◆ **DO THIS**
Output the records. Match them exactly.
- - -
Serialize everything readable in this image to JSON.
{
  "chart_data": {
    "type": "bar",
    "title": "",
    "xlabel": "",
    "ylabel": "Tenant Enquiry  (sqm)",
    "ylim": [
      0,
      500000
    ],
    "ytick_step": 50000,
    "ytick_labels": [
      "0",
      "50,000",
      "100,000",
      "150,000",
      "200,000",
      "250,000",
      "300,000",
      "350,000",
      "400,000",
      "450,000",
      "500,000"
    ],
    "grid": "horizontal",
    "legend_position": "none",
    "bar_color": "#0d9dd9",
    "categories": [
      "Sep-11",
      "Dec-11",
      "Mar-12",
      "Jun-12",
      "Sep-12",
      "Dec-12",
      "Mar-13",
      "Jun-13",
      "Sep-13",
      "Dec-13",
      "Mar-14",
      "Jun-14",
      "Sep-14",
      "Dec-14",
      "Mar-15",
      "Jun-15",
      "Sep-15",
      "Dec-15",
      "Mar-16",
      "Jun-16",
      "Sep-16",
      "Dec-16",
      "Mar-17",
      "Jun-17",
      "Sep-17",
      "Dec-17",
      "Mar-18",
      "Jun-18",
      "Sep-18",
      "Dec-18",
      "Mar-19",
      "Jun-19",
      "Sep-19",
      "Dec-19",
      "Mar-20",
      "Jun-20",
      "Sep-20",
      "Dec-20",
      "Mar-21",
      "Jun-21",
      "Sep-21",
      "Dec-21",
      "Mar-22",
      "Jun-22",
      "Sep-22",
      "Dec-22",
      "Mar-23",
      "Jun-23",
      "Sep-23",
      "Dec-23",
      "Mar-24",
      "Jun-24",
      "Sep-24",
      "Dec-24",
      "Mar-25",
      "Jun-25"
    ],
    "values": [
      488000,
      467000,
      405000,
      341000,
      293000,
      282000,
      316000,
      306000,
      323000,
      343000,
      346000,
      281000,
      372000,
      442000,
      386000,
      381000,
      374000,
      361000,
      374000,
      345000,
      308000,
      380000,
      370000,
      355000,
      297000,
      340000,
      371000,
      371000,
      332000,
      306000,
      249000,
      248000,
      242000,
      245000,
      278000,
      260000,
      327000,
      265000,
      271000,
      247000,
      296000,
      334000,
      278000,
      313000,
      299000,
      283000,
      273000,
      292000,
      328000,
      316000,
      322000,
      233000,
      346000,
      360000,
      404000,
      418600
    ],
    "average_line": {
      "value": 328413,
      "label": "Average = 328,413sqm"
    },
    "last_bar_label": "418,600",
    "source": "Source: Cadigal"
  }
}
- - -
◆ **THE SOLUTION**
Serialize everything readable in this image to JSON.
{
  "chart_data": {
    "type": "bar",
    "title": "",
    "xlabel": "",
    "ylabel": "Tenant Enquiry  (sqm)",
    "ylim": [
      0,
      500000
    ],
    "ytick_step": 50000,
    "ytick_labels": [
      "0",
      "50,000",
      "100,000",
      "150,000",
      "200,000",
      "250,000",
      "300,000",
      "350,000",
      "400,000",
      "450,000",
      "500,000"
    ],
    "grid": "horizontal",
    "legend_position": "none",
    "bar_color": "#0d9dd9",
    "categories": [
      "Sep-11",
      "Dec-11",
      "Mar-12",
      "Jun-12",
      "Sep-12",
      "Dec-12",
      "Mar-13",
      "Jun-13",
      "Sep-13",
      "Dec-13",
      "Mar-14",
      "Jun-14",
      "Sep-14",
      "Dec-14",
      "Mar-15",
      "Jun-15",
      "Sep-15",
      "Dec-15",
      "Mar-16",
      "Jun-16",
      "Sep-16",
      "Dec-16",
      "Mar-17",
      "Jun-17",
      "Sep-17",
      "Dec-17",
      "Mar-18",
      "Jun-18",
      "Sep-18",
      "Dec-18",
      "Mar-19",
      "Jun-19",
      "Sep-19",
      "Dec-19",
      "Mar-20",
      "Jun-20",
      "Sep-20",
      "Dec-20",
      "Mar-21",
      "Jun-21",
      "Sep-21",
      "Dec-21",
      "Mar-22",
      "Jun-22",
      "Sep-22",
      "Dec-22",
      "Mar-23",
      "Jun-23",
      "Sep-23",
      "Dec-23",
      "Mar-24",
      "Jun-24",
      "Sep-24",
      "Dec-24",
      "Mar-25",
      "Jun-25"
    ],
    "values": [
      488000,
      467000,
      405000,
      341000,
      293000,
      282000,
      316000,
      306000,
      323000,
      343000,
      346000,
      281000,
      372000,
      442000,
      386000,
      381000,
      374000,
      361000,
      374000,
      345000,
      308000,
      380000,
      370000,
      355000,
      297000,
      340000,
      371000,
      371000,
      332000,
      306000,
      249000,
      248000,
      242000,
      245000,
      278000,
      260000,
      327000,
      265000,
      271000,
      247000,
      296000,
      334000,
      278000,
      313000,
      299000,
      283000,
      273000,
      292000,
      328000,
      316000,
      322000,
      233000,
      346000,
      360000,
      404000,
      418600
    ],
    "average_line": {
      "value": 328413,
      "label": "Average = 328,413sqm"
    },
    "last_bar_label": "418,600",
    "source": "Source: Cadigal"
  }
}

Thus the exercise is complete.